> [Task instructions] Leave out the pictures and copy the remaining records exactly.

***** Records shown

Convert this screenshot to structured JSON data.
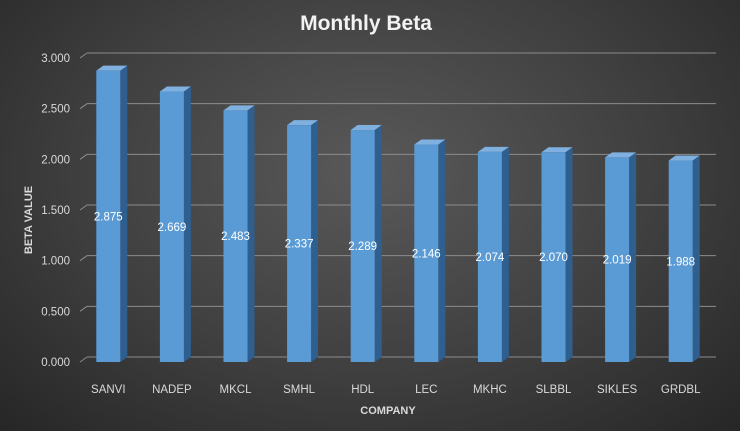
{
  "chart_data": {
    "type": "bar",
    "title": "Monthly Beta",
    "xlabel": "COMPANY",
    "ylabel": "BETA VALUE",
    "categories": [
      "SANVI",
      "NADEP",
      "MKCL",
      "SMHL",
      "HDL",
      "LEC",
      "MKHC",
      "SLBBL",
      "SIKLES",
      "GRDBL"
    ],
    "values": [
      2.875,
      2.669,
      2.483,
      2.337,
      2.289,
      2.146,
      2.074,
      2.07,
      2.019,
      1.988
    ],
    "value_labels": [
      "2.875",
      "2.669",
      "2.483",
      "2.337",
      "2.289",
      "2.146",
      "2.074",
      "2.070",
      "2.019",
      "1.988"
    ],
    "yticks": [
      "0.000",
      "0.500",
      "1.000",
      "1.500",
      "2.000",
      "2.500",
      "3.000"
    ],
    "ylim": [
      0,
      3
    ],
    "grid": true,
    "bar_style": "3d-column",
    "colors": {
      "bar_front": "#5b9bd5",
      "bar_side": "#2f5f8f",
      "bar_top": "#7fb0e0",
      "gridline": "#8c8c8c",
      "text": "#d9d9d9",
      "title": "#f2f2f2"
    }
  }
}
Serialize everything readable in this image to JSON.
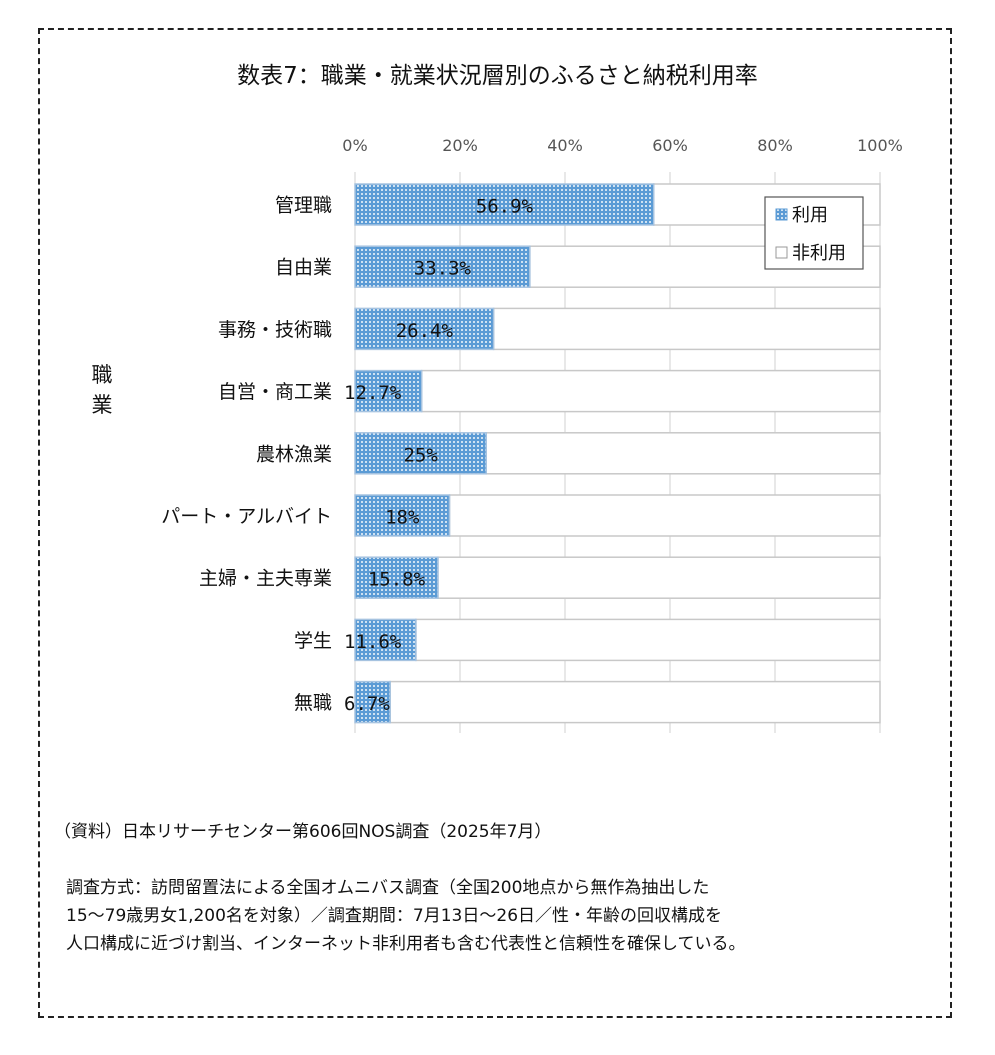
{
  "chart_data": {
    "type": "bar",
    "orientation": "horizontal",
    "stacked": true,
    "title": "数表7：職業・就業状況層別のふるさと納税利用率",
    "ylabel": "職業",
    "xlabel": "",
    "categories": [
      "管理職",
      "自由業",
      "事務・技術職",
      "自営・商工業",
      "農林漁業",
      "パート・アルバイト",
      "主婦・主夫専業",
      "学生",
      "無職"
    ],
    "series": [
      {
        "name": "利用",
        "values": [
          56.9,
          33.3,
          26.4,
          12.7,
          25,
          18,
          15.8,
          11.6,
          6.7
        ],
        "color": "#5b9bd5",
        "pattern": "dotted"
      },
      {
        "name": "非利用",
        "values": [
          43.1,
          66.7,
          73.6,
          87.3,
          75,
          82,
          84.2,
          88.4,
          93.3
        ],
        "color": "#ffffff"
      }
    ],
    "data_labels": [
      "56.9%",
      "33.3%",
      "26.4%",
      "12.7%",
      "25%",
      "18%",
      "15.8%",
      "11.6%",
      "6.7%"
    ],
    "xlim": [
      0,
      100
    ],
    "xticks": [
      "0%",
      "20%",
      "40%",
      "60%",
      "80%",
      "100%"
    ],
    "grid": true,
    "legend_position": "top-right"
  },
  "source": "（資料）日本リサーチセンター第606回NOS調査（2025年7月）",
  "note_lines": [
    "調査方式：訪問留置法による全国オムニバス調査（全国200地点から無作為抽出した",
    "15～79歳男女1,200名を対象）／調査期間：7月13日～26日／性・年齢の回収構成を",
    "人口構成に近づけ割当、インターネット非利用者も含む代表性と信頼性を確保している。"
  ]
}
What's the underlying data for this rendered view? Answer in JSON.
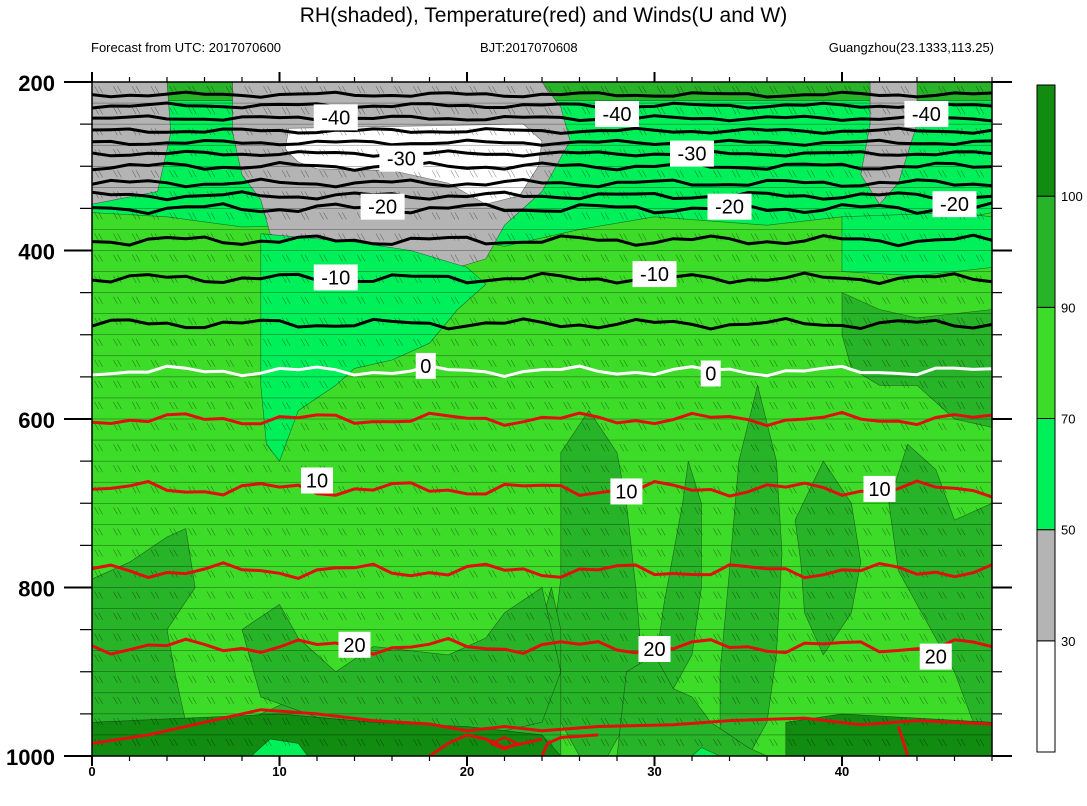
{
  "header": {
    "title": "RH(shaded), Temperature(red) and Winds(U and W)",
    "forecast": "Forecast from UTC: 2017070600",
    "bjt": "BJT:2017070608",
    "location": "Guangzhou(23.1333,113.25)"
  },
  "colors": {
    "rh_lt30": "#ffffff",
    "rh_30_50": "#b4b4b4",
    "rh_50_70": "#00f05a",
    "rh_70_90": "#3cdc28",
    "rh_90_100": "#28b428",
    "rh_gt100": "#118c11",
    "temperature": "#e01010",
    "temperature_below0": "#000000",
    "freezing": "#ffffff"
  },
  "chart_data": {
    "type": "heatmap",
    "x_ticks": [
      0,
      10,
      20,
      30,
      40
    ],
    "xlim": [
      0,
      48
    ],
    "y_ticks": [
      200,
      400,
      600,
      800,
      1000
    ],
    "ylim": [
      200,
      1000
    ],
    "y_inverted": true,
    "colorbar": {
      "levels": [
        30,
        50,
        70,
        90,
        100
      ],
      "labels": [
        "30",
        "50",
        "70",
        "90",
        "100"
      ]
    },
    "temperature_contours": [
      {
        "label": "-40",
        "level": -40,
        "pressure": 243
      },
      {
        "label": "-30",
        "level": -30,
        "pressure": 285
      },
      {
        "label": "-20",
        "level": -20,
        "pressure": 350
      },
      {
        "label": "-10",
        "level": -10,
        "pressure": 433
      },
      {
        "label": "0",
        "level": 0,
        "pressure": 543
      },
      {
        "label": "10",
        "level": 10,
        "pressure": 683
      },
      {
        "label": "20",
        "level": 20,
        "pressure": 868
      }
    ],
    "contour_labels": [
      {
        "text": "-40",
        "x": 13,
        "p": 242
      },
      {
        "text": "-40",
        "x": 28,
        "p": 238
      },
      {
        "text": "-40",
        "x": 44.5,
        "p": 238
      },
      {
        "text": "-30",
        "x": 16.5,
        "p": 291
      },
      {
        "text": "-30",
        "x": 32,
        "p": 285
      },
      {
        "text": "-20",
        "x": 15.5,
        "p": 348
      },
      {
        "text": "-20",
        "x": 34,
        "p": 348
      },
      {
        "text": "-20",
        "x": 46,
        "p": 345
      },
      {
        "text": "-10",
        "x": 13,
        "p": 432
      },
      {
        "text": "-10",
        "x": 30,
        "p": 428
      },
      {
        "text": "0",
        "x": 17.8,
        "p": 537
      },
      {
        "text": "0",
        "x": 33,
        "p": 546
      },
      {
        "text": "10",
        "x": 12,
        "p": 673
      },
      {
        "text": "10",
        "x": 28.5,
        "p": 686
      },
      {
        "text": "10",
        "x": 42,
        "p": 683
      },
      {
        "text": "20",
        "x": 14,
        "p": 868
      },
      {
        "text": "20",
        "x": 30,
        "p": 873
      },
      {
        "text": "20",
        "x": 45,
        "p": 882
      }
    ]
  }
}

**********

> [Written answer]
Convert this screenshot to structured JSON data.
{
  "chart_data": {
    "type": "bar",
    "title": "Monthly Beta",
    "xlabel": "COMPANY",
    "ylabel": "BETA VALUE",
    "categories": [
      "SANVI",
      "NADEP",
      "MKCL",
      "SMHL",
      "HDL",
      "LEC",
      "MKHC",
      "SLBBL",
      "SIKLES",
      "GRDBL"
    ],
    "values": [
      2.875,
      2.669,
      2.483,
      2.337,
      2.289,
      2.146,
      2.074,
      2.07,
      2.019,
      1.988
    ],
    "value_labels": [
      "2.875",
      "2.669",
      "2.483",
      "2.337",
      "2.289",
      "2.146",
      "2.074",
      "2.070",
      "2.019",
      "1.988"
    ],
    "yticks": [
      "0.000",
      "0.500",
      "1.000",
      "1.500",
      "2.000",
      "2.500",
      "3.000"
    ],
    "ylim": [
      0,
      3
    ],
    "grid": true,
    "bar_style": "3d-column",
    "colors": {
      "bar_front": "#5b9bd5",
      "bar_side": "#2f5f8f",
      "bar_top": "#7fb0e0",
      "gridline": "#8c8c8c",
      "text": "#d9d9d9",
      "title": "#f2f2f2"
    }
  }
}
Serialize everything readable in this image to JSON.
{
  "chart_data": {
    "type": "bar",
    "orientation": "horizontal",
    "stacked": true,
    "title": "数表7：職業・就業状況層別のふるさと納税利用率",
    "ylabel": "職業",
    "xlabel": "",
    "categories": [
      "管理職",
      "自由業",
      "事務・技術職",
      "自営・商工業",
      "農林漁業",
      "パート・アルバイト",
      "主婦・主夫専業",
      "学生",
      "無職"
    ],
    "series": [
      {
        "name": "利用",
        "values": [
          56.9,
          33.3,
          26.4,
          12.7,
          25,
          18,
          15.8,
          11.6,
          6.7
        ],
        "color": "#5b9bd5",
        "pattern": "dotted"
      },
      {
        "name": "非利用",
        "values": [
          43.1,
          66.7,
          73.6,
          87.3,
          75,
          82,
          84.2,
          88.4,
          93.3
        ],
        "color": "#ffffff"
      }
    ],
    "data_labels": [
      "56.9%",
      "33.3%",
      "26.4%",
      "12.7%",
      "25%",
      "18%",
      "15.8%",
      "11.6%",
      "6.7%"
    ],
    "xlim": [
      0,
      100
    ],
    "xticks": [
      "0%",
      "20%",
      "40%",
      "60%",
      "80%",
      "100%"
    ],
    "grid": true,
    "legend_position": "top-right"
  },
  "source": "（資料）日本リサーチセンター第606回NOS調査（2025年7月）",
  "note_lines": [
    "調査方式：訪問留置法による全国オムニバス調査（全国200地点から無作為抽出した",
    "15～79歳男女1,200名を対象）／調査期間：7月13日～26日／性・年齢の回収構成を",
    "人口構成に近づけ割当、インターネット非利用者も含む代表性と信頼性を確保している。"
  ]
}
What's the underlying data for this rendered view? Answer in JSON.
{
  "header": {
    "title": "RH(shaded), Temperature(red) and Winds(U and W)",
    "forecast": "Forecast from UTC: 2017070600",
    "bjt": "BJT:2017070608",
    "location": "Guangzhou(23.1333,113.25)"
  },
  "colors": {
    "rh_lt30": "#ffffff",
    "rh_30_50": "#b4b4b4",
    "rh_50_70": "#00f05a",
    "rh_70_90": "#3cdc28",
    "rh_90_100": "#28b428",
    "rh_gt100": "#118c11",
    "temperature": "#e01010",
    "temperature_below0": "#000000",
    "freezing": "#ffffff"
  },
  "chart_data": {
    "type": "heatmap",
    "x_ticks": [
      0,
      10,
      20,
      30,
      40
    ],
    "xlim": [
      0,
      48
    ],
    "y_ticks": [
      200,
      400,
      600,
      800,
      1000
    ],
    "ylim": [
      200,
      1000
    ],
    "y_inverted": true,
    "colorbar": {
      "levels": [
        30,
        50,
        70,
        90,
        100
      ],
      "labels": [
        "30",
        "50",
        "70",
        "90",
        "100"
      ]
    },
    "temperature_contours": [
      {
        "label": "-40",
        "level": -40,
        "pressure": 243
      },
      {
        "label": "-30",
        "level": -30,
        "pressure": 285
      },
      {
        "label": "-20",
        "level": -20,
        "pressure": 350
      },
      {
        "label": "-10",
        "level": -10,
        "pressure": 433
      },
      {
        "label": "0",
        "level": 0,
        "pressure": 543
      },
      {
        "label": "10",
        "level": 10,
        "pressure": 683
      },
      {
        "label": "20",
        "level": 20,
        "pressure": 868
      }
    ],
    "contour_labels": [
      {
        "text": "-40",
        "x": 13,
        "p": 242
      },
      {
        "text": "-40",
        "x": 28,
        "p": 238
      },
      {
        "text": "-40",
        "x": 44.5,
        "p": 238
      },
      {
        "text": "-30",
        "x": 16.5,
        "p": 291
      },
      {
        "text": "-30",
        "x": 32,
        "p": 285
      },
      {
        "text": "-20",
        "x": 15.5,
        "p": 348
      },
      {
        "text": "-20",
        "x": 34,
        "p": 348
      },
      {
        "text": "-20",
        "x": 46,
        "p": 345
      },
      {
        "text": "-10",
        "x": 13,
        "p": 432
      },
      {
        "text": "-10",
        "x": 30,
        "p": 428
      },
      {
        "text": "0",
        "x": 17.8,
        "p": 537
      },
      {
        "text": "0",
        "x": 33,
        "p": 546
      },
      {
        "text": "10",
        "x": 12,
        "p": 673
      },
      {
        "text": "10",
        "x": 28.5,
        "p": 686
      },
      {
        "text": "10",
        "x": 42,
        "p": 683
      },
      {
        "text": "20",
        "x": 14,
        "p": 868
      },
      {
        "text": "20",
        "x": 30,
        "p": 873
      },
      {
        "text": "20",
        "x": 45,
        "p": 882
      }
    ]
  }
}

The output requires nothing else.